**STATED TASK**
Every entry that follows should be repeated exactly; drop the images.

BEGIN TASK DATA

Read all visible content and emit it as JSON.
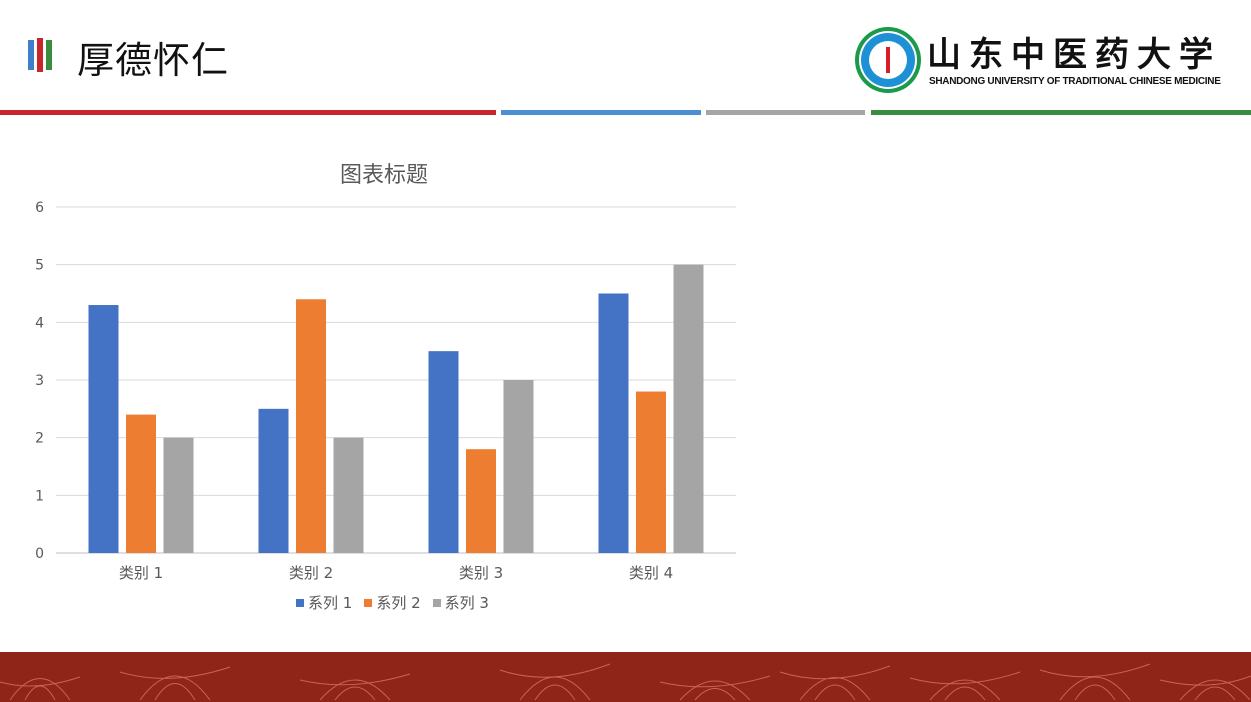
{
  "header": {
    "title": "厚德怀仁",
    "logo_cn": "山东中医药大学",
    "logo_en": "SHANDONG UNIVERSITY OF TRADITIONAL CHINESE MEDICINE"
  },
  "colors": {
    "series1": "#4472c4",
    "series2": "#ed7d31",
    "series3": "#a5a5a5",
    "footer": "#8f2418"
  },
  "chart_data": {
    "type": "bar",
    "title": "图表标题",
    "categories": [
      "类别 1",
      "类别 2",
      "类别 3",
      "类别 4"
    ],
    "series": [
      {
        "name": "系列 1",
        "values": [
          4.3,
          2.5,
          3.5,
          4.5
        ]
      },
      {
        "name": "系列 2",
        "values": [
          2.4,
          4.4,
          1.8,
          2.8
        ]
      },
      {
        "name": "系列 3",
        "values": [
          2,
          2,
          3,
          5
        ]
      }
    ],
    "ylim": [
      0,
      6
    ],
    "yticks": [
      0,
      1,
      2,
      3,
      4,
      5,
      6
    ],
    "grid": true,
    "legend_position": "bottom"
  }
}
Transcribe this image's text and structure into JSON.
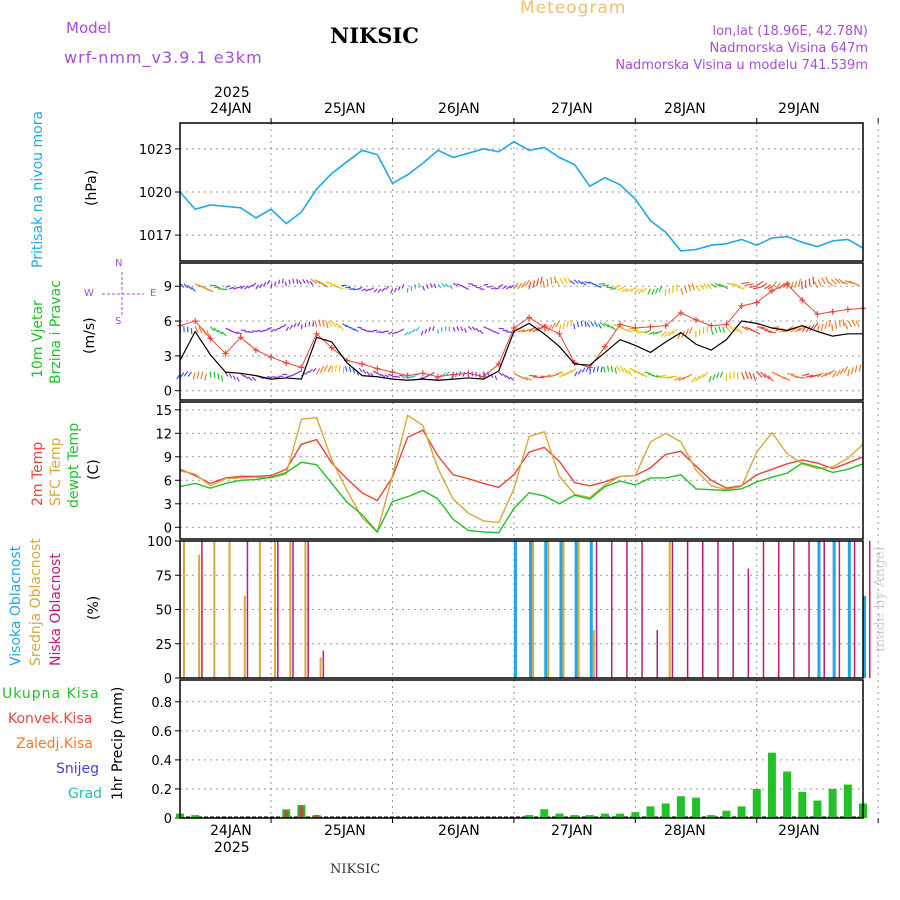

END TASK DATA

**RESULT FOR THIS EXERCISE**
Read all visible content and emit it as JSON.
{
  "header": {
    "title": "厚德怀仁",
    "logo_cn": "山东中医药大学",
    "logo_en": "SHANDONG UNIVERSITY OF TRADITIONAL CHINESE MEDICINE"
  },
  "colors": {
    "series1": "#4472c4",
    "series2": "#ed7d31",
    "series3": "#a5a5a5",
    "footer": "#8f2418"
  },
  "chart_data": {
    "type": "bar",
    "title": "图表标题",
    "categories": [
      "类别 1",
      "类别 2",
      "类别 3",
      "类别 4"
    ],
    "series": [
      {
        "name": "系列 1",
        "values": [
          4.3,
          2.5,
          3.5,
          4.5
        ]
      },
      {
        "name": "系列 2",
        "values": [
          2.4,
          4.4,
          1.8,
          2.8
        ]
      },
      {
        "name": "系列 3",
        "values": [
          2,
          2,
          3,
          5
        ]
      }
    ],
    "ylim": [
      0,
      6
    ],
    "yticks": [
      0,
      1,
      2,
      3,
      4,
      5,
      6
    ],
    "grid": true,
    "legend_position": "bottom"
  }
}
Transcribe this image's text and structure into JSON.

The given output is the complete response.